STATED PROBLEM → Repeat exactly the lines between and including those that contain "Decode this chart: output" and "What data populates". Output no other line.

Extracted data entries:
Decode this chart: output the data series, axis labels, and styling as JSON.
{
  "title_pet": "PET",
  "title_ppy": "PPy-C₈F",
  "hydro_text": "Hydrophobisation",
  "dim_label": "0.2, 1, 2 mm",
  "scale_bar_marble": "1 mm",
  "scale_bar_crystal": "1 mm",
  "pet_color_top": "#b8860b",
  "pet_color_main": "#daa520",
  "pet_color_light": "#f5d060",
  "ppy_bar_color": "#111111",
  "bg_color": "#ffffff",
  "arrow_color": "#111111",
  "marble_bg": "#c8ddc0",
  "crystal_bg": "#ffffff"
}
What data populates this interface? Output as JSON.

* * *

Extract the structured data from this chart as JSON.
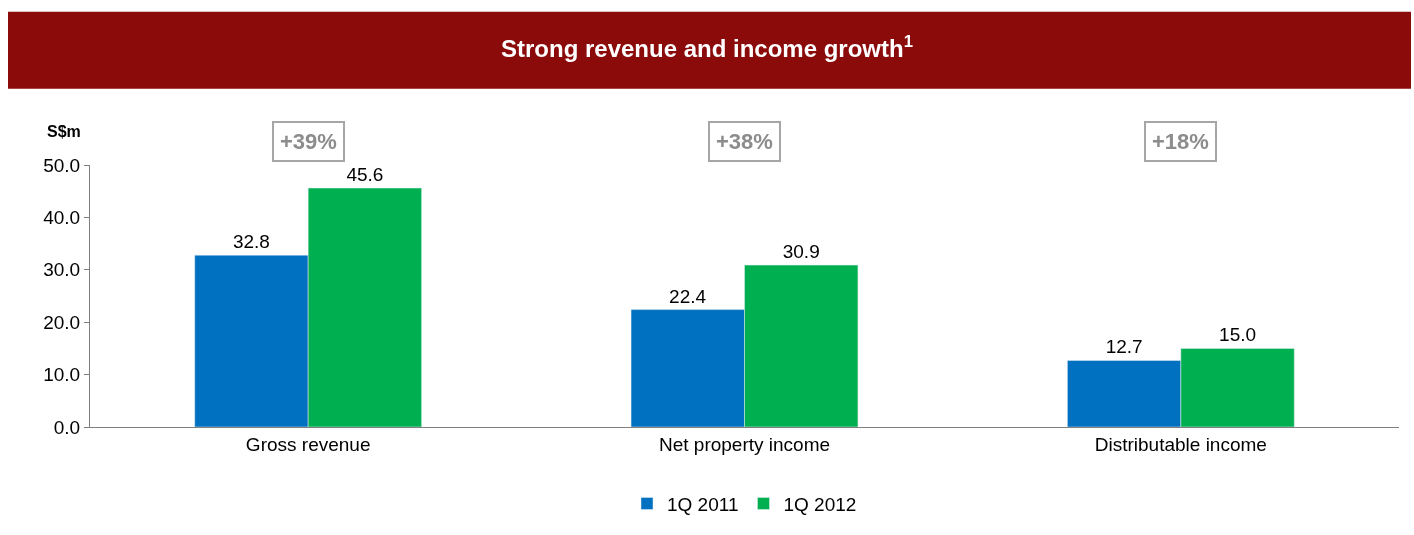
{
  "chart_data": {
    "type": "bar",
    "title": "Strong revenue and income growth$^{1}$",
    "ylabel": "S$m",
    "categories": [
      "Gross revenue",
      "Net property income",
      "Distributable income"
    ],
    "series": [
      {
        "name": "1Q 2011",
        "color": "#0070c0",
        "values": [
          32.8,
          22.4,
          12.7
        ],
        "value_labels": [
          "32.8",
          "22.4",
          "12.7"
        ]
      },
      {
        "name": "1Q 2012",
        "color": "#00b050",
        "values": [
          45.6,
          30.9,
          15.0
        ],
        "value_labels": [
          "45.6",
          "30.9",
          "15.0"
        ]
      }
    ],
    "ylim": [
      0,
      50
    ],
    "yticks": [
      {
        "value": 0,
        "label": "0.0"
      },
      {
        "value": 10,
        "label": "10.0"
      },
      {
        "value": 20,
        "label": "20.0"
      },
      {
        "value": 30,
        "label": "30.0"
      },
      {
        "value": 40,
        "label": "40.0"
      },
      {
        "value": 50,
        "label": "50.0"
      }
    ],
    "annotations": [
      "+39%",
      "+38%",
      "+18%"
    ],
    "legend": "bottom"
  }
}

--

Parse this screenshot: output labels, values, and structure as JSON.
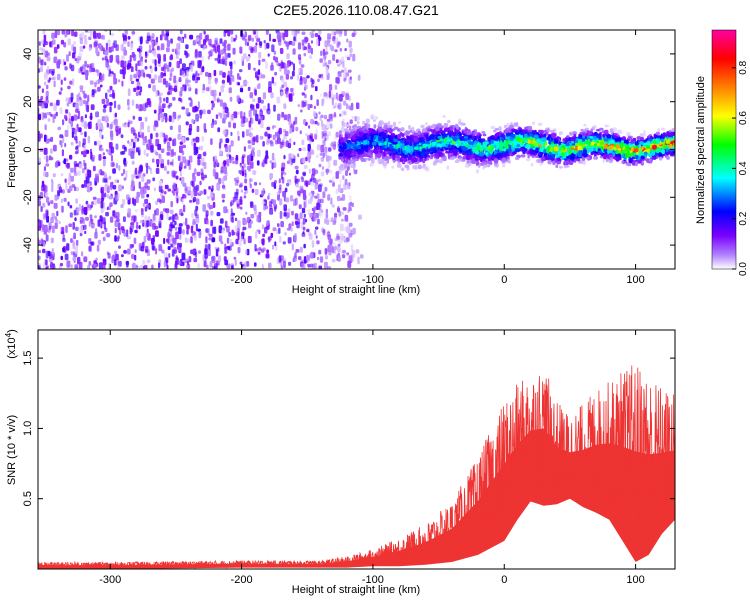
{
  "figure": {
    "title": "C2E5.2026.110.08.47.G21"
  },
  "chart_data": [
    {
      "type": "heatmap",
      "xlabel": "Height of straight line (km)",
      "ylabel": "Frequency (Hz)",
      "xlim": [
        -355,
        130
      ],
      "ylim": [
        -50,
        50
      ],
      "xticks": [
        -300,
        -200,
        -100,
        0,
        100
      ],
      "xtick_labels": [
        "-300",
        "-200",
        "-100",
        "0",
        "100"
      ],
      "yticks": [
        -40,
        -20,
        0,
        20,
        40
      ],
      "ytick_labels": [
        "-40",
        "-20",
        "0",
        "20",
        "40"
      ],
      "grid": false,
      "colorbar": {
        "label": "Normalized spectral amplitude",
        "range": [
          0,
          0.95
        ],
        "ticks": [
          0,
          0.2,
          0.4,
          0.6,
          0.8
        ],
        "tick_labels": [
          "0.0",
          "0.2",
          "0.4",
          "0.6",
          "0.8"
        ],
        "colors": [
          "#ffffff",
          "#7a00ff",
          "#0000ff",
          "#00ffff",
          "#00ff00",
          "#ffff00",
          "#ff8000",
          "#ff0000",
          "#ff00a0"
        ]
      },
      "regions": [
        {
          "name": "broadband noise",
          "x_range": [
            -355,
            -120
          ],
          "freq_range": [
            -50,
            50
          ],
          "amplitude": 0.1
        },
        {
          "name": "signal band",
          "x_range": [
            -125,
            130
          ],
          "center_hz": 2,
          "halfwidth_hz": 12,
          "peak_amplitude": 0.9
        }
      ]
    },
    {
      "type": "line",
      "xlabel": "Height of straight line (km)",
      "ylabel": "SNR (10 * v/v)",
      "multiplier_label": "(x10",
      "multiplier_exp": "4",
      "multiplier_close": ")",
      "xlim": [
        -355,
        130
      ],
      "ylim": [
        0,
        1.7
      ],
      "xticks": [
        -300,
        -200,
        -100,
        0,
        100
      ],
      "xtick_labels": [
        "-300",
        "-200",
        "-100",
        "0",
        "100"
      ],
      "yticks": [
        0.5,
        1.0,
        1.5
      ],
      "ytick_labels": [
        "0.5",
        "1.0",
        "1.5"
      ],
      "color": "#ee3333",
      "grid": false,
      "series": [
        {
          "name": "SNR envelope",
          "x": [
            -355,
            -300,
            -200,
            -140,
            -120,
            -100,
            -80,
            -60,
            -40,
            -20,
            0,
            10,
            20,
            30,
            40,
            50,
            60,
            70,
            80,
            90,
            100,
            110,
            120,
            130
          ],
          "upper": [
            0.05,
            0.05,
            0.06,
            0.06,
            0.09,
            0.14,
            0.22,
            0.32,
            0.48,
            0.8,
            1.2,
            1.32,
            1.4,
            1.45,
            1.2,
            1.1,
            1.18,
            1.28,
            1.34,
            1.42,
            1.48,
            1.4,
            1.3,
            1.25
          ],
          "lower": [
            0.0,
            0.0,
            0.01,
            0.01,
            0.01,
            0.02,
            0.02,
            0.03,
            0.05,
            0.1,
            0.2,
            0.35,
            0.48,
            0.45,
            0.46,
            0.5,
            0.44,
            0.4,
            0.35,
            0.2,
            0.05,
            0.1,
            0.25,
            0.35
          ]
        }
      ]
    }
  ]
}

ANSWER TO THIS EXERCISE →
Decode this chart: output the data series, axis labels, and styling as JSON.
{
  "title_pet": "PET",
  "title_ppy": "PPy-C₈F",
  "hydro_text": "Hydrophobisation",
  "dim_label": "0.2, 1, 2 mm",
  "scale_bar_marble": "1 mm",
  "scale_bar_crystal": "1 mm",
  "pet_color_top": "#b8860b",
  "pet_color_main": "#daa520",
  "pet_color_light": "#f5d060",
  "ppy_bar_color": "#111111",
  "bg_color": "#ffffff",
  "arrow_color": "#111111",
  "marble_bg": "#c8ddc0",
  "crystal_bg": "#ffffff"
}
What data populates this interface? Output as JSON.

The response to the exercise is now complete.